§ **Exercise requirements**: Gather every line holding the string "Flujo".

Extracted data entries
+++++
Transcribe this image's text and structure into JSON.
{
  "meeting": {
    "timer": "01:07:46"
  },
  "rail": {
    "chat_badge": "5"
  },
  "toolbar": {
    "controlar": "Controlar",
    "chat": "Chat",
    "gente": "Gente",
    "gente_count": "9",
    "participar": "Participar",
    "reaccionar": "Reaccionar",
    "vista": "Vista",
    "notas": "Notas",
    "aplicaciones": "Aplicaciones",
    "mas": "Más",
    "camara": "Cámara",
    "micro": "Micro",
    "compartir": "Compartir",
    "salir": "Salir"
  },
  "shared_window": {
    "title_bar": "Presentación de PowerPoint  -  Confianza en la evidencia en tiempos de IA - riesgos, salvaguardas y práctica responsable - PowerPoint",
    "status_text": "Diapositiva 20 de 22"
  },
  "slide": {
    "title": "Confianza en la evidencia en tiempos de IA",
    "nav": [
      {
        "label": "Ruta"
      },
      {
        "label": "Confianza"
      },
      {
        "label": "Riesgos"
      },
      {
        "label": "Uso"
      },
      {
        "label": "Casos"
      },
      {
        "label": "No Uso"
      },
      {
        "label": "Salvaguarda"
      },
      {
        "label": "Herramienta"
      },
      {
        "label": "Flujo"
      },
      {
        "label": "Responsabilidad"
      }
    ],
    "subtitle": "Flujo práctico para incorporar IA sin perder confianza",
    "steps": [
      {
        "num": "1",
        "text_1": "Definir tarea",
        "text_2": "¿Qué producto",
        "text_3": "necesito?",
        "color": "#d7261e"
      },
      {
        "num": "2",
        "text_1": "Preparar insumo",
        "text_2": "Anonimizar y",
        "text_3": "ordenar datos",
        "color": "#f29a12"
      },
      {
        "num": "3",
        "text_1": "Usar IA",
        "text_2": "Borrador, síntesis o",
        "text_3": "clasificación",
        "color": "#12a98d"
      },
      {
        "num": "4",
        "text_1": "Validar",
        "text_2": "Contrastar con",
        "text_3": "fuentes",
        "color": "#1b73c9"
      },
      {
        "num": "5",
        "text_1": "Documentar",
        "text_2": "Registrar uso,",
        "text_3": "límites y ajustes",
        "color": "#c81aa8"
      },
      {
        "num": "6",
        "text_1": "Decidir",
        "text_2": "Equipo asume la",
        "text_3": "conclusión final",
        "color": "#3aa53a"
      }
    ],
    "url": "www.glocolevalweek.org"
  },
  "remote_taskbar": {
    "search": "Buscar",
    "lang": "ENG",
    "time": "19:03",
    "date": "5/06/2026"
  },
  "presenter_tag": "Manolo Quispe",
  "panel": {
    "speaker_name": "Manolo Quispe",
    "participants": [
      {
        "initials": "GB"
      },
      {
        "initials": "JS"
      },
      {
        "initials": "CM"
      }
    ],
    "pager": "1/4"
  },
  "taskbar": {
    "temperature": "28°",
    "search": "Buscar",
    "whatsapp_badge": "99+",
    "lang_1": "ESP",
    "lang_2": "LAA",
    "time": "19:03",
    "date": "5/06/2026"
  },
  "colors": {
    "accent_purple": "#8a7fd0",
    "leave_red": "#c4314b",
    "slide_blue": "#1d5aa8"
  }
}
+++++
§ **Result for this exercise**:
        "label": "Flujo"
    "subtitle": "Flujo práctico para incorporar IA sin perder confianza",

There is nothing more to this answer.